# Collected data
==*==

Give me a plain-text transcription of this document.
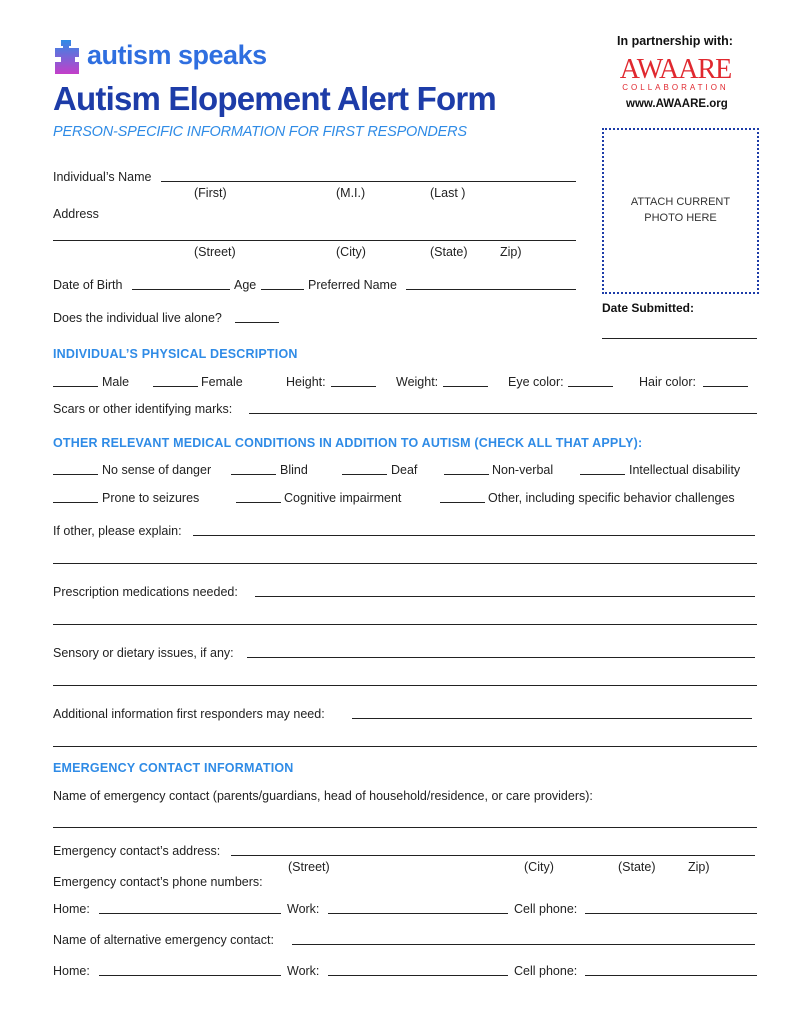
autism speaks
Autism Elopement Alert Form
PERSON-SPECIFIC INFORMATION FOR FIRST RESPONDERS
In partnership with:
AWAARE
COLLABORATION
www.AWAARE.org
ATTACH CURRENT
PHOTO HERE
Date Submitted:
Individual’s Name
(First)	(M.I.)	(Last )
Address
(Street)	(City)	(State)	Zip)
Date of Birth	Age	Preferred Name
Does the individual live alone?
INDIVIDUAL’S PHYSICAL DESCRIPTION
Male	Female	Height:	Weight:	Eye color:	Hair color:
Scars or other identifying marks:
OTHER RELEVANT MEDICAL CONDITIONS IN ADDITION TO AUTISM (CHECK ALL THAT APPLY):
No sense of danger	Blind	Deaf	Non-verbal	Intellectual disability
Prone to seizures	Cognitive impairment	Other, including specific behavior challenges
If other, please explain:
Prescription medications needed:
Sensory or dietary issues, if any:
Additional information first responders may need:
EMERGENCY CONTACT INFORMATION
Name of emergency contact (parents/guardians, head of household/residence, or care providers):
Emergency contact’s address:
(Street)	(City)	(State)	Zip)
Emergency contact’s phone numbers:
Home:	Work:	Cell phone:
Name of alternative emergency contact:
Home:	Work:	Cell phone:
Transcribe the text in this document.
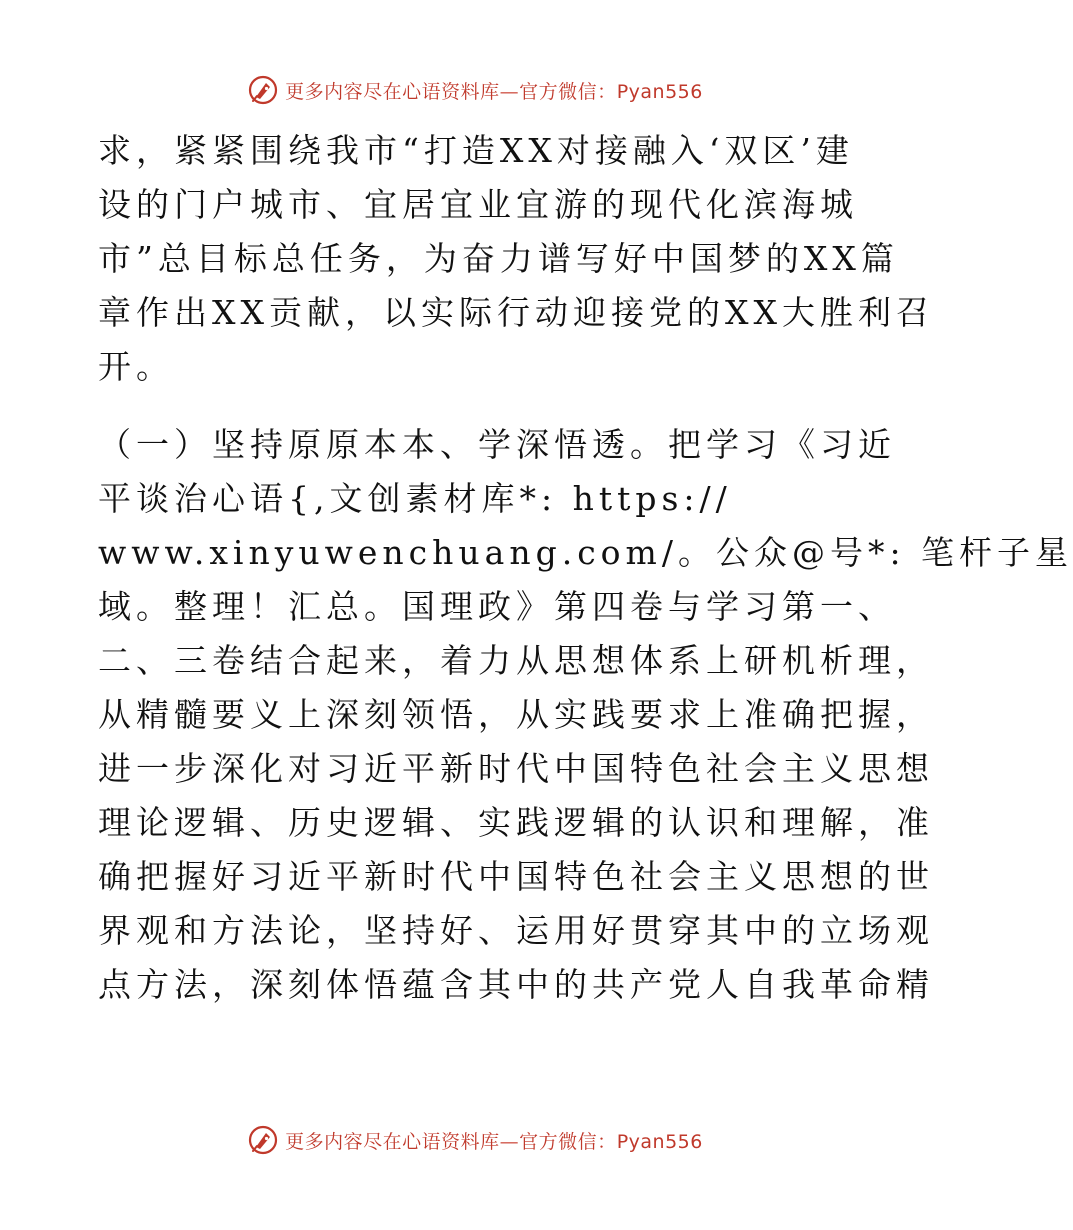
更多内容尽在心语资料库—官方微信：Pyan556
求，紧紧围绕我市“打造XX对接融入‘双区’建
设的门户城市、宜居宜业宜游的现代化滨海城
市”总目标总任务，为奋力谱写好中国梦的XX篇
章作出XX贡献，以实际行动迎接党的XX大胜利召
开。
（一）坚持原原本本、学深悟透。把学习《习近
平谈治心语{,文创素材库*: https://
www.xinyuwenchuang.com/。公众@号*: 笔杆子星
域。整理！汇总。国理政》第四卷与学习第一、
二、三卷结合起来，着力从思想体系上研机析理，
从精髓要义上深刻领悟，从实践要求上准确把握，
进一步深化对习近平新时代中国特色社会主义思想
理论逻辑、历史逻辑、实践逻辑的认识和理解，准
确把握好习近平新时代中国特色社会主义思想的世
界观和方法论，坚持好、运用好贯穿其中的立场观
点方法，深刻体悟蕴含其中的共产党人自我革命精
更多内容尽在心语资料库—官方微信：Pyan556
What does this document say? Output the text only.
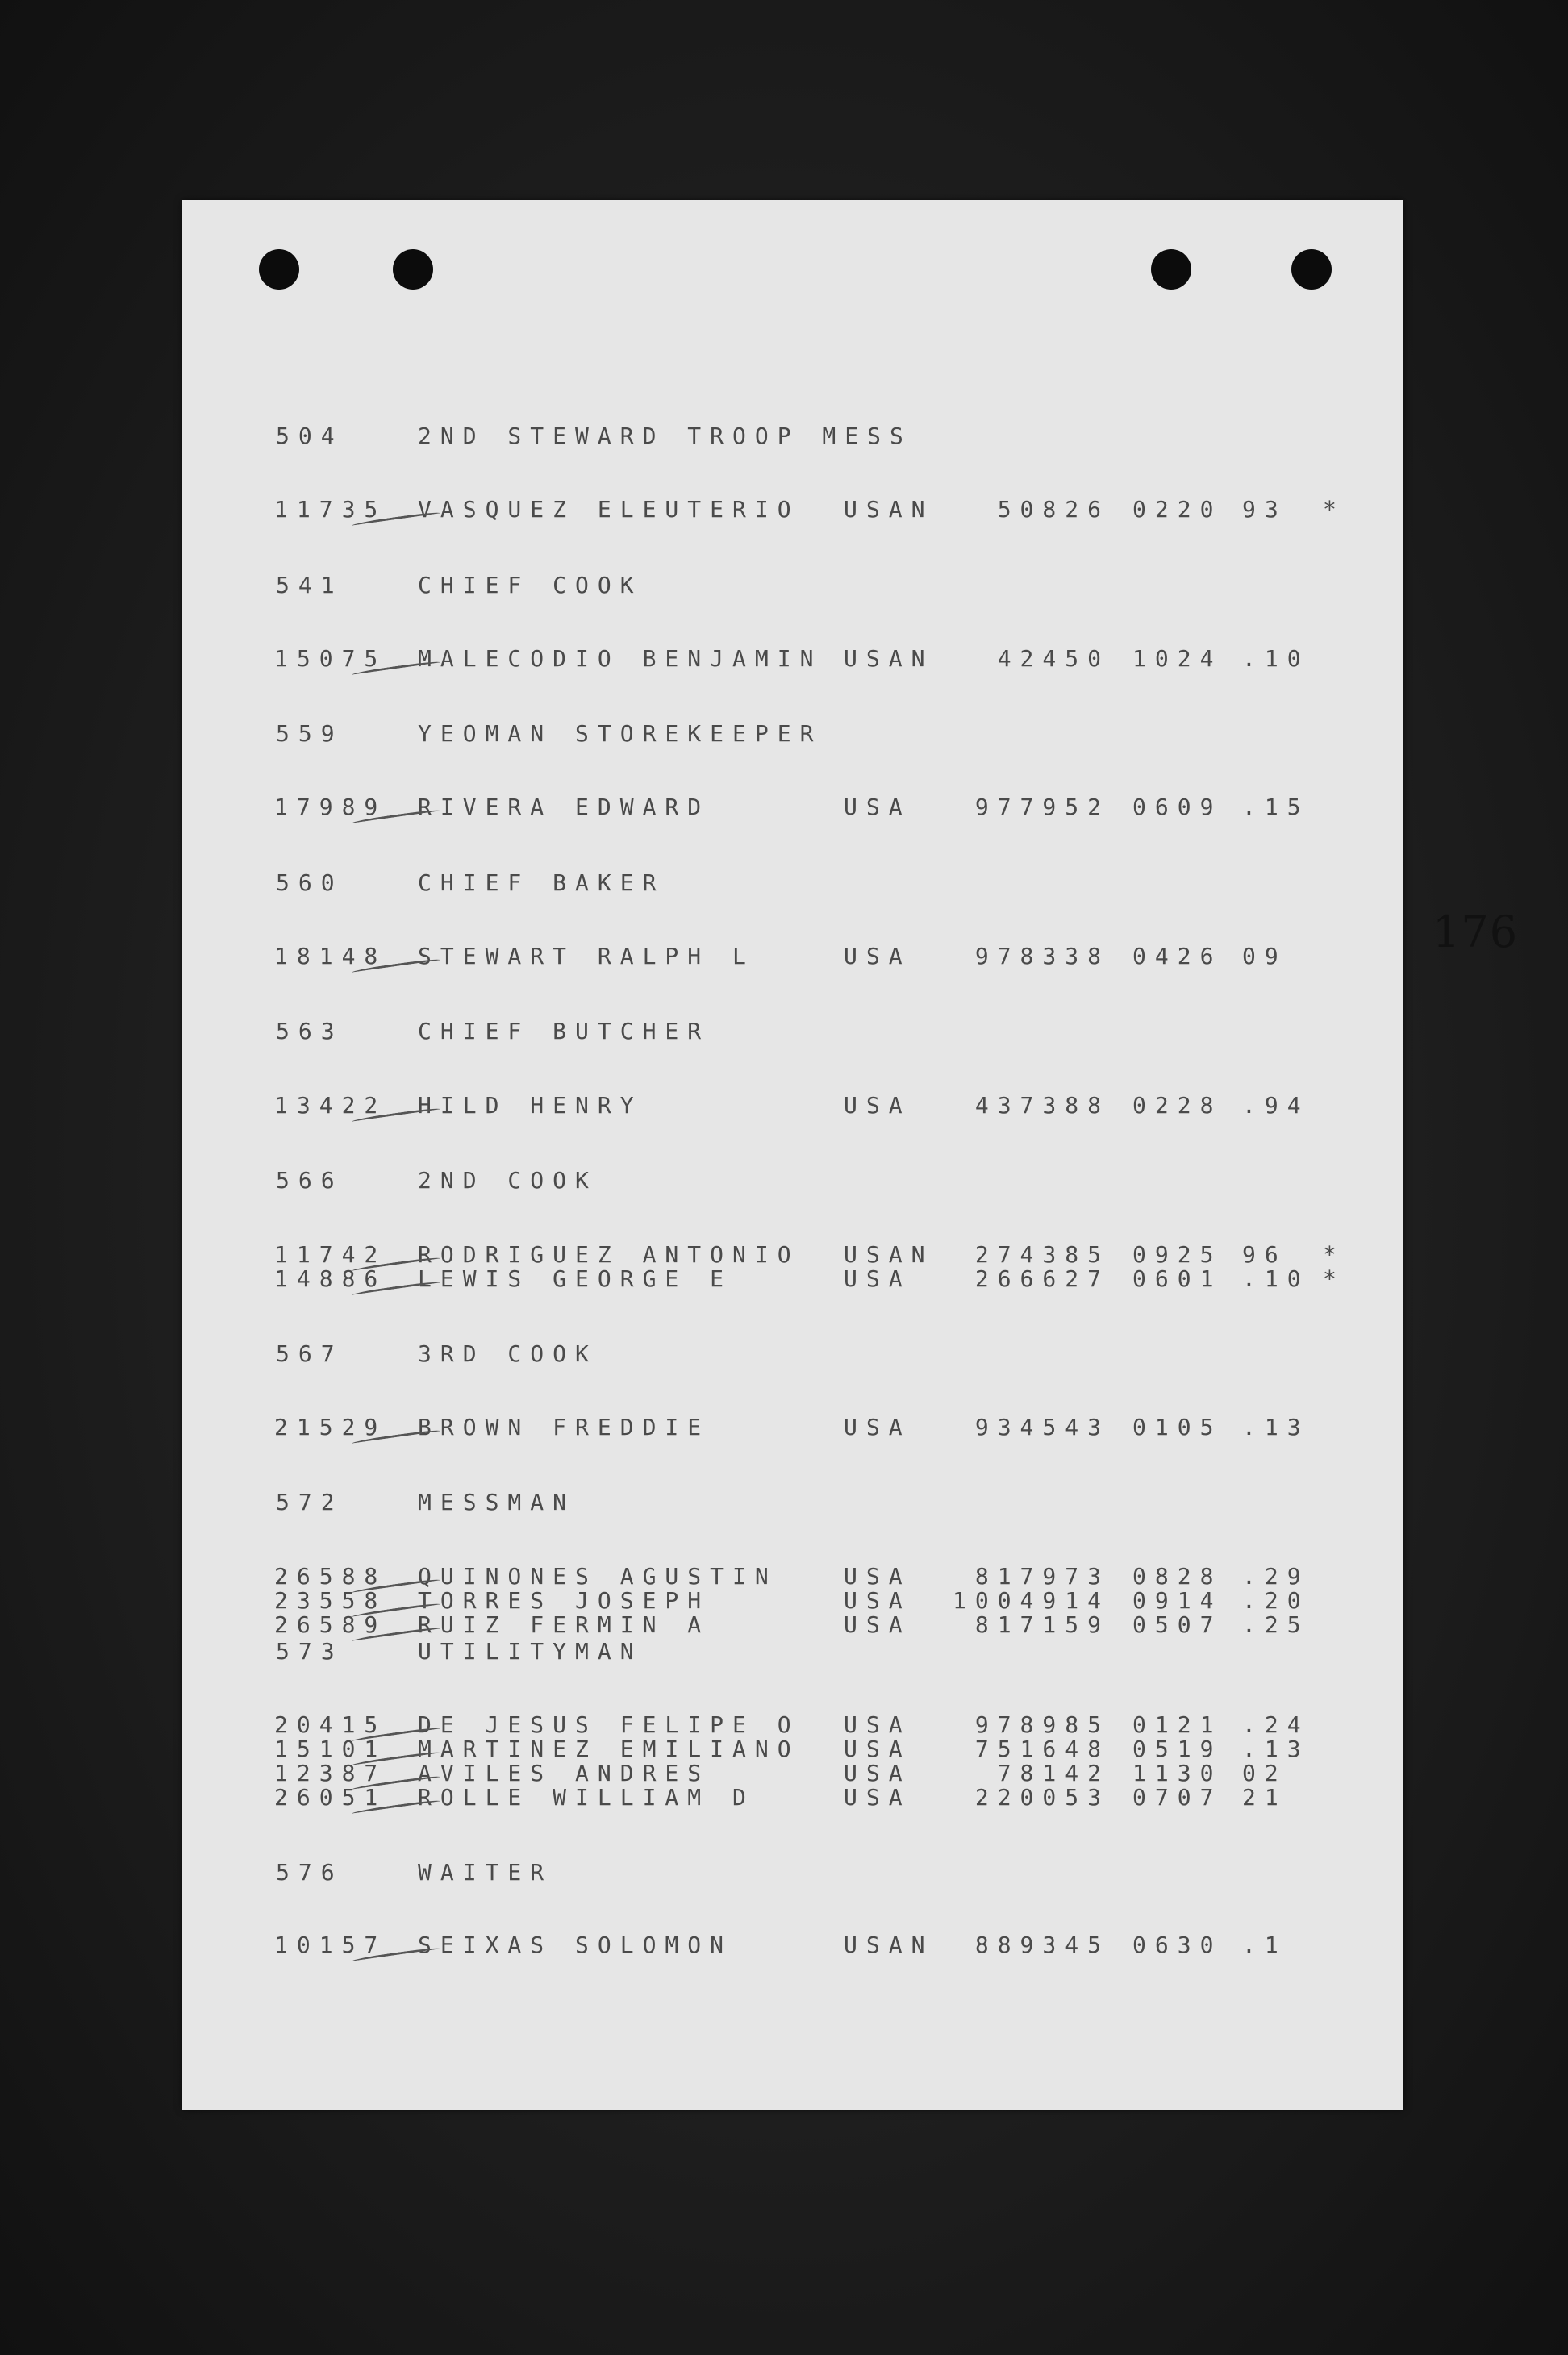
176
504	2ND STEWARD TROOP MESS
11735 VASQUEZ ELEUTERIO USAN	50826 0220 93 *
541	CHIEF COOK
15075 MALECODIO BENJAMIN USAN	42450 1024 .10
559	YEOMAN STOREKEEPER
17989 RIVERA EDWARD	USA	977952 0609 .15
560	CHIEF BAKER
18148 STEWART RALPH L	USA	978338 0426 09
563	CHIEF BUTCHER
13422 HILD HENRY	USA	437388 0228 .94
566	2ND COOK
11742 RODRIGUEZ ANTONIO USAN 274385 0925 96 *
14886 LEWIS GEORGE E	USA	266627 0601 .10 *
567	3RD COOK
21529 BROWN FREDDIE	USA	934543 0105 .13
572	MESSMAN
26588 QUINONES AGUSTIN	USA	817973 0828 .29
23558 TORRES JOSEPH	USA 1004914 0914 .20
26589 RUIZ FERMIN A	USA	817159 0507 .25
573	UTILITYMAN
20415 DE JESUS FELIPE O USA	978985 0121 .24
15101 MARTINEZ EMILIANO USA	751648 0519 .13
12387 AVILES ANDRES	USA	78142 1130 02
26051 ROLLE WILLIAM D	USA	220053 0707 21
576	WAITER
10157 SEIXAS SOLOMON	USAN 889345 0630 .1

==*==

# Short exercise
Using the data above, print every line exactly, omitting pictures.

# Solution to the exercise
Give me a plain-text transcription of this document.
autism speaks
Autism Elopement Alert Form
PERSON-SPECIFIC INFORMATION FOR FIRST RESPONDERS
In partnership with:
AWAARE
COLLABORATION
www.AWAARE.org
ATTACH CURRENT
PHOTO HERE
Date Submitted:
Individual’s Name
(First)	(M.I.)	(Last )
Address
(Street)	(City)	(State)	Zip)
Date of Birth	Age	Preferred Name
Does the individual live alone?
INDIVIDUAL’S PHYSICAL DESCRIPTION
Male	Female	Height:	Weight:	Eye color:	Hair color:
Scars or other identifying marks:
OTHER RELEVANT MEDICAL CONDITIONS IN ADDITION TO AUTISM (CHECK ALL THAT APPLY):
No sense of danger	Blind	Deaf	Non-verbal	Intellectual disability
Prone to seizures	Cognitive impairment	Other, including specific behavior challenges
If other, please explain:
Prescription medications needed:
Sensory or dietary issues, if any:
Additional information first responders may need:
EMERGENCY CONTACT INFORMATION
Name of emergency contact (parents/guardians, head of household/residence, or care providers):
Emergency contact’s address:
(Street)	(City)	(State)	Zip)
Emergency contact’s phone numbers:
Home:	Work:	Cell phone:
Name of alternative emergency contact:
Home:	Work:	Cell phone:
Transcribe the text in this document.
更多内容尽在心语资料库—官方微信：Pyan556
求，紧紧围绕我市“打造XX对接融入‘双区’建
设的门户城市、宜居宜业宜游的现代化滨海城
市”总目标总任务，为奋力谱写好中国梦的XX篇
章作出XX贡献，以实际行动迎接党的XX大胜利召
开。
（一）坚持原原本本、学深悟透。把学习《习近
平谈治心语{,文创素材库*: https://
www.xinyuwenchuang.com/。公众@号*: 笔杆子星
域。整理！汇总。国理政》第四卷与学习第一、
二、三卷结合起来，着力从思想体系上研机析理，
从精髓要义上深刻领悟，从实践要求上准确把握，
进一步深化对习近平新时代中国特色社会主义思想
理论逻辑、历史逻辑、实践逻辑的认识和理解，准
确把握好习近平新时代中国特色社会主义思想的世
界观和方法论，坚持好、运用好贯穿其中的立场观
点方法，深刻体悟蕴含其中的共产党人自我革命精
更多内容尽在心语资料库—官方微信：Pyan556
What does this document say? Output the text only.
176
504	2ND STEWARD TROOP MESS
11735 VASQUEZ ELEUTERIO USAN	50826 0220 93 *
541	CHIEF COOK
15075 MALECODIO BENJAMIN USAN	42450 1024 .10
559	YEOMAN STOREKEEPER
17989 RIVERA EDWARD	USA	977952 0609 .15
560	CHIEF BAKER
18148 STEWART RALPH L	USA	978338 0426 09
563	CHIEF BUTCHER
13422 HILD HENRY	USA	437388 0228 .94
566	2ND COOK
11742 RODRIGUEZ ANTONIO USAN 274385 0925 96 *
14886 LEWIS GEORGE E	USA	266627 0601 .10 *
567	3RD COOK
21529 BROWN FREDDIE	USA	934543 0105 .13
572	MESSMAN
26588 QUINONES AGUSTIN	USA	817973 0828 .29
23558 TORRES JOSEPH	USA 1004914 0914 .20
26589 RUIZ FERMIN A	USA	817159 0507 .25
573	UTILITYMAN
20415 DE JESUS FELIPE O USA	978985 0121 .24
15101 MARTINEZ EMILIANO USA	751648 0519 .13
12387 AVILES ANDRES	USA	78142 1130 02
26051 ROLLE WILLIAM D	USA	220053 0707 21
576	WAITER
10157 SEIXAS SOLOMON	USAN 889345 0630 .1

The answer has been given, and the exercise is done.